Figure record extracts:
────────────────
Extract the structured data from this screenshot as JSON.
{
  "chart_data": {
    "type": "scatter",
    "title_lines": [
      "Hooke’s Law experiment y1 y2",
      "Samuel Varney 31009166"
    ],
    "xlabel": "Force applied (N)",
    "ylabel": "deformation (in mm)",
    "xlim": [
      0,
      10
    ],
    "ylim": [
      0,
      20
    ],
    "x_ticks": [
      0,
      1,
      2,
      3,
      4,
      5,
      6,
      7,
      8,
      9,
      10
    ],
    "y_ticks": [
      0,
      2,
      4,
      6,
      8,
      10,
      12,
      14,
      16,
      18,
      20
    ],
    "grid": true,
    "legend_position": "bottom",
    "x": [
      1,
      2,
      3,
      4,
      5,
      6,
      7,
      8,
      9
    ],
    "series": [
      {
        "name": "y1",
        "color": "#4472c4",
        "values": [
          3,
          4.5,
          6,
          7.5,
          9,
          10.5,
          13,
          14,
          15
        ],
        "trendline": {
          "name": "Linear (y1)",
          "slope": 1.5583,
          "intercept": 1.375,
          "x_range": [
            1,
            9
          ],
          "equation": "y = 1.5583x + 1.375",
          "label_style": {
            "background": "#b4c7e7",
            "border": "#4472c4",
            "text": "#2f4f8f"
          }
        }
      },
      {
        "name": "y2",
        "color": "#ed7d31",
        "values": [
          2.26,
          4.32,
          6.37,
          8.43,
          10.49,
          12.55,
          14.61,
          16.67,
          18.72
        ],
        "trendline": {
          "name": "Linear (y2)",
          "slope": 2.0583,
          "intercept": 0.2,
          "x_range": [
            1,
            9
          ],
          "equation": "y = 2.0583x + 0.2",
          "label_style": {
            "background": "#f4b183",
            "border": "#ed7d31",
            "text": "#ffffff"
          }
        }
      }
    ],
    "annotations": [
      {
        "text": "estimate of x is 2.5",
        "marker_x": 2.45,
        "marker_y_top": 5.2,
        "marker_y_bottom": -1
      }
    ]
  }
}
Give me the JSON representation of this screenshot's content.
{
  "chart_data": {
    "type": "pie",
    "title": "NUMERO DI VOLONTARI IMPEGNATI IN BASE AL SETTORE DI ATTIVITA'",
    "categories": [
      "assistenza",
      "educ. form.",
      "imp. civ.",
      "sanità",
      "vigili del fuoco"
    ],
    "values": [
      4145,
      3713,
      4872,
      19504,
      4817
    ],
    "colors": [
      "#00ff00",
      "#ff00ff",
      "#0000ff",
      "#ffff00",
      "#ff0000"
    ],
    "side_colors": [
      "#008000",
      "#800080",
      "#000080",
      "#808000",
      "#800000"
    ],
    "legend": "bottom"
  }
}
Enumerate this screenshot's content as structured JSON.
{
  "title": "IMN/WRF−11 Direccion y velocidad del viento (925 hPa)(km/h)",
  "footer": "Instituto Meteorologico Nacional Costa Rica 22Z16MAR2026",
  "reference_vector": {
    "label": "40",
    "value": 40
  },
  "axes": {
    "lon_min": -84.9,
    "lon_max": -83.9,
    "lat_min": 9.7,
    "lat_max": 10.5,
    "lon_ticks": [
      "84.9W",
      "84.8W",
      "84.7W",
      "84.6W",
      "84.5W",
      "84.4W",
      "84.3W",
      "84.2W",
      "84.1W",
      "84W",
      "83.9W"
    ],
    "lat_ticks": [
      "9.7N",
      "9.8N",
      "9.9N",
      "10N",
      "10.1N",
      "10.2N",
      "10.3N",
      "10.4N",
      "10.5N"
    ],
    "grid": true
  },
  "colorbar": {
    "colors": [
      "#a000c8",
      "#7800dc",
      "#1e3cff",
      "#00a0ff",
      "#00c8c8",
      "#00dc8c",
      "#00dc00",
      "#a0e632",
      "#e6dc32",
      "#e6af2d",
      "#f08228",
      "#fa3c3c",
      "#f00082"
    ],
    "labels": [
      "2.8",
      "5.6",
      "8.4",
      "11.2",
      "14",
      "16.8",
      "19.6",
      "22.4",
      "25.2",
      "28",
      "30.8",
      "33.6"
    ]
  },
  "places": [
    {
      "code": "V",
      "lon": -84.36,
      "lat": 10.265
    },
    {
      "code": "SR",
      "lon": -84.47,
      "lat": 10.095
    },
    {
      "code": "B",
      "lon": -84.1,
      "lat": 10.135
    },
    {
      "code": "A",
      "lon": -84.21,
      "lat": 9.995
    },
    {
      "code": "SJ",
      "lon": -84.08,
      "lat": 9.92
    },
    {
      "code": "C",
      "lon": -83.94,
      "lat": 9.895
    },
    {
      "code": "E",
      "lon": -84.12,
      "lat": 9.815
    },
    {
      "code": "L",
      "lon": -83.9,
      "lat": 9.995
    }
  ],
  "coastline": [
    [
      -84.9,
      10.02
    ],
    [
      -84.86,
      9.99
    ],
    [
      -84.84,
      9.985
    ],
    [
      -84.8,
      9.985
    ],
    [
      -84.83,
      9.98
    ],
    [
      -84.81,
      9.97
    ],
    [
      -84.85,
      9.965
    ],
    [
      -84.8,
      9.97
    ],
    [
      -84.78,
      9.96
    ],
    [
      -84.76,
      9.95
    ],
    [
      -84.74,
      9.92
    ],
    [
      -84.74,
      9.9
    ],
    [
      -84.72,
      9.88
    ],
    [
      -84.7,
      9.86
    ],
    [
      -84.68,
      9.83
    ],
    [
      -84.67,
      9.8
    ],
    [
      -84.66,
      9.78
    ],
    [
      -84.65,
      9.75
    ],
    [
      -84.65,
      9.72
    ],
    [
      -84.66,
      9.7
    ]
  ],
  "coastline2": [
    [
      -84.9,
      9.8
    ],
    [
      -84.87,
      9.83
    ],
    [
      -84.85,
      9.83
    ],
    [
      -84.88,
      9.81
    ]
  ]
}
────────────────
*Your task*
Set down each entry again, unchanged.

*Exercise response*
Extract the structured data from this screenshot as JSON.
{
  "chart_data": {
    "type": "scatter",
    "title_lines": [
      "Hooke’s Law experiment y1 y2",
      "Samuel Varney 31009166"
    ],
    "xlabel": "Force applied (N)",
    "ylabel": "deformation (in mm)",
    "xlim": [
      0,
      10
    ],
    "ylim": [
      0,
      20
    ],
    "x_ticks": [
      0,
      1,
      2,
      3,
      4,
      5,
      6,
      7,
      8,
      9,
      10
    ],
    "y_ticks": [
      0,
      2,
      4,
      6,
      8,
      10,
      12,
      14,
      16,
      18,
      20
    ],
    "grid": true,
    "legend_position": "bottom",
    "x": [
      1,
      2,
      3,
      4,
      5,
      6,
      7,
      8,
      9
    ],
    "series": [
      {
        "name": "y1",
        "color": "#4472c4",
        "values": [
          3,
          4.5,
          6,
          7.5,
          9,
          10.5,
          13,
          14,
          15
        ],
        "trendline": {
          "name": "Linear (y1)",
          "slope": 1.5583,
          "intercept": 1.375,
          "x_range": [
            1,
            9
          ],
          "equation": "y = 1.5583x + 1.375",
          "label_style": {
            "background": "#b4c7e7",
            "border": "#4472c4",
            "text": "#2f4f8f"
          }
        }
      },
      {
        "name": "y2",
        "color": "#ed7d31",
        "values": [
          2.26,
          4.32,
          6.37,
          8.43,
          10.49,
          12.55,
          14.61,
          16.67,
          18.72
        ],
        "trendline": {
          "name": "Linear (y2)",
          "slope": 2.0583,
          "intercept": 0.2,
          "x_range": [
            1,
            9
          ],
          "equation": "y = 2.0583x + 0.2",
          "label_style": {
            "background": "#f4b183",
            "border": "#ed7d31",
            "text": "#ffffff"
          }
        }
      }
    ],
    "annotations": [
      {
        "text": "estimate of x is 2.5",
        "marker_x": 2.45,
        "marker_y_top": 5.2,
        "marker_y_bottom": -1
      }
    ]
  }
}
Give me the JSON representation of this screenshot's content.
{
  "chart_data": {
    "type": "pie",
    "title": "NUMERO DI VOLONTARI IMPEGNATI IN BASE AL SETTORE DI ATTIVITA'",
    "categories": [
      "assistenza",
      "educ. form.",
      "imp. civ.",
      "sanità",
      "vigili del fuoco"
    ],
    "values": [
      4145,
      3713,
      4872,
      19504,
      4817
    ],
    "colors": [
      "#00ff00",
      "#ff00ff",
      "#0000ff",
      "#ffff00",
      "#ff0000"
    ],
    "side_colors": [
      "#008000",
      "#800080",
      "#000080",
      "#808000",
      "#800000"
    ],
    "legend": "bottom"
  }
}
Enumerate this screenshot's content as structured JSON.
{
  "title": "IMN/WRF−11 Direccion y velocidad del viento (925 hPa)(km/h)",
  "footer": "Instituto Meteorologico Nacional Costa Rica 22Z16MAR2026",
  "reference_vector": {
    "label": "40",
    "value": 40
  },
  "axes": {
    "lon_min": -84.9,
    "lon_max": -83.9,
    "lat_min": 9.7,
    "lat_max": 10.5,
    "lon_ticks": [
      "84.9W",
      "84.8W",
      "84.7W",
      "84.6W",
      "84.5W",
      "84.4W",
      "84.3W",
      "84.2W",
      "84.1W",
      "84W",
      "83.9W"
    ],
    "lat_ticks": [
      "9.7N",
      "9.8N",
      "9.9N",
      "10N",
      "10.1N",
      "10.2N",
      "10.3N",
      "10.4N",
      "10.5N"
    ],
    "grid": true
  },
  "colorbar": {
    "colors": [
      "#a000c8",
      "#7800dc",
      "#1e3cff",
      "#00a0ff",
      "#00c8c8",
      "#00dc8c",
      "#00dc00",
      "#a0e632",
      "#e6dc32",
      "#e6af2d",
      "#f08228",
      "#fa3c3c",
      "#f00082"
    ],
    "labels": [
      "2.8",
      "5.6",
      "8.4",
      "11.2",
      "14",
      "16.8",
      "19.6",
      "22.4",
      "25.2",
      "28",
      "30.8",
      "33.6"
    ]
  },
  "places": [
    {
      "code": "V",
      "lon": -84.36,
      "lat": 10.265
    },
    {
      "code": "SR",
      "lon": -84.47,
      "lat": 10.095
    },
    {
      "code": "B",
      "lon": -84.1,
      "lat": 10.135
    },
    {
      "code": "A",
      "lon": -84.21,
      "lat": 9.995
    },
    {
      "code": "SJ",
      "lon": -84.08,
      "lat": 9.92
    },
    {
      "code": "C",
      "lon": -83.94,
      "lat": 9.895
    },
    {
      "code": "E",
      "lon": -84.12,
      "lat": 9.815
    },
    {
      "code": "L",
      "lon": -83.9,
      "lat": 9.995
    }
  ],
  "coastline": [
    [
      -84.9,
      10.02
    ],
    [
      -84.86,
      9.99
    ],
    [
      -84.84,
      9.985
    ],
    [
      -84.8,
      9.985
    ],
    [
      -84.83,
      9.98
    ],
    [
      -84.81,
      9.97
    ],
    [
      -84.85,
      9.965
    ],
    [
      -84.8,
      9.97
    ],
    [
      -84.78,
      9.96
    ],
    [
      -84.76,
      9.95
    ],
    [
      -84.74,
      9.92
    ],
    [
      -84.74,
      9.9
    ],
    [
      -84.72,
      9.88
    ],
    [
      -84.7,
      9.86
    ],
    [
      -84.68,
      9.83
    ],
    [
      -84.67,
      9.8
    ],
    [
      -84.66,
      9.78
    ],
    [
      -84.65,
      9.75
    ],
    [
      -84.65,
      9.72
    ],
    [
      -84.66,
      9.7
    ]
  ],
  "coastline2": [
    [
      -84.9,
      9.8
    ],
    [
      -84.87,
      9.83
    ],
    [
      -84.85,
      9.83
    ],
    [
      -84.88,
      9.81
    ]
  ]
}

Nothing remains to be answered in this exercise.